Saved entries
'''
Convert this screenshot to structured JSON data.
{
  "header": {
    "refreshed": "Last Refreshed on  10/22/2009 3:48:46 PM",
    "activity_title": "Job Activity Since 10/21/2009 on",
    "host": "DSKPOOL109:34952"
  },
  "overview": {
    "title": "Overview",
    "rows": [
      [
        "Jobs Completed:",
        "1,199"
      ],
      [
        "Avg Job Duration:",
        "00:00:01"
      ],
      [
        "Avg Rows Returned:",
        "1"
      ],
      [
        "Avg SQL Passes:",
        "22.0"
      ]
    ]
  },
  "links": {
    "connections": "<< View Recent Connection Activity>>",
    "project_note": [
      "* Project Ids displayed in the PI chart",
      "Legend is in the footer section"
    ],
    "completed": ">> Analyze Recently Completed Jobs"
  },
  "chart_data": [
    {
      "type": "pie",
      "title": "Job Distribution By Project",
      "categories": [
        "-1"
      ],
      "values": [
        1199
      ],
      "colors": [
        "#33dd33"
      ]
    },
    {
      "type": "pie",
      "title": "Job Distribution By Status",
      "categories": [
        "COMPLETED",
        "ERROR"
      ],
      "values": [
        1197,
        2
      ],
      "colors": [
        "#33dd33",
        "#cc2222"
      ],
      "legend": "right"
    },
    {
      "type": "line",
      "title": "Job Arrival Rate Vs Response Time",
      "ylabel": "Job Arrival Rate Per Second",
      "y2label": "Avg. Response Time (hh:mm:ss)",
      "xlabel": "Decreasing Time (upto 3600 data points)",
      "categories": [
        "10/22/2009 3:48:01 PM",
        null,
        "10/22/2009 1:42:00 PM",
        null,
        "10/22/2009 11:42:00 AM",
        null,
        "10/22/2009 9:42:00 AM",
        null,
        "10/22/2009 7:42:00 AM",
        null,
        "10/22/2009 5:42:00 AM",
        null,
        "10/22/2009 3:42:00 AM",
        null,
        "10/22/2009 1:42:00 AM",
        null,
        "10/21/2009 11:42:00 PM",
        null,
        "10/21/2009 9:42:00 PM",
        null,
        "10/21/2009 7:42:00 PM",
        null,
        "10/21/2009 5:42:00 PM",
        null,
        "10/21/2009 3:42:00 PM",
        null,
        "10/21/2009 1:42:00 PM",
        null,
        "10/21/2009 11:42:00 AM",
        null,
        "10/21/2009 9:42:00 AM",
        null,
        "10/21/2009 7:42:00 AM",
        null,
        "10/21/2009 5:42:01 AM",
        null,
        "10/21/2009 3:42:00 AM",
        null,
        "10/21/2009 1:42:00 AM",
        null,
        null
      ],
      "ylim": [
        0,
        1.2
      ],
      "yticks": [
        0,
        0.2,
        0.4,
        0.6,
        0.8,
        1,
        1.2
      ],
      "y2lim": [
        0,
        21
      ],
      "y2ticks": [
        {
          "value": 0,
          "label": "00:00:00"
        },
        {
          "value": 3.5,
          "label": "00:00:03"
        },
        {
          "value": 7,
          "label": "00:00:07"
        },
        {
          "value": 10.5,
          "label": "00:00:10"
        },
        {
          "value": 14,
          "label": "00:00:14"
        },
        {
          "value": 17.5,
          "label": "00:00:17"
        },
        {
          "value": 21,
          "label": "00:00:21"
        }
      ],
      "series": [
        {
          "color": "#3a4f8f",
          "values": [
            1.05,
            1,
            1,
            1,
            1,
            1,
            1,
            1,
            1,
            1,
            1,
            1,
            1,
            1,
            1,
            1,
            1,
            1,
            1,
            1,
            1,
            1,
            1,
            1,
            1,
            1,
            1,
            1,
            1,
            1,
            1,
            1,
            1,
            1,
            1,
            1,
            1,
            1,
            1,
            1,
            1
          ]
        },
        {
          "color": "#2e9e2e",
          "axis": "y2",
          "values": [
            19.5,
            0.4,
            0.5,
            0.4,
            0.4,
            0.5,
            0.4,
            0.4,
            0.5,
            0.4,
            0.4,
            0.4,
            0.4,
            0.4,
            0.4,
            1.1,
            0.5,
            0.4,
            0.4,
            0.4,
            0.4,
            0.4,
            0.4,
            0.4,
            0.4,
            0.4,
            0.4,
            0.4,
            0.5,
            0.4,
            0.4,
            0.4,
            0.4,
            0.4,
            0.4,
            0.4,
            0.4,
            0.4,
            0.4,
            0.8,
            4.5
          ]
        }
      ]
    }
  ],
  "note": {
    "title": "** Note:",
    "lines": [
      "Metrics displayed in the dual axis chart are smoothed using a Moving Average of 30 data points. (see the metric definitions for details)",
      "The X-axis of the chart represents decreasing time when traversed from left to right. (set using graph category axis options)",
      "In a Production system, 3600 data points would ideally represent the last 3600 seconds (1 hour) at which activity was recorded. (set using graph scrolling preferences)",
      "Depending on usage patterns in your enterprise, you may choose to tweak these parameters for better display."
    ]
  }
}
'''
§ **What this task involves**
Count the lines that hold the string "Distribution", and reply with that number alone.

§ **Response for this exercise**
2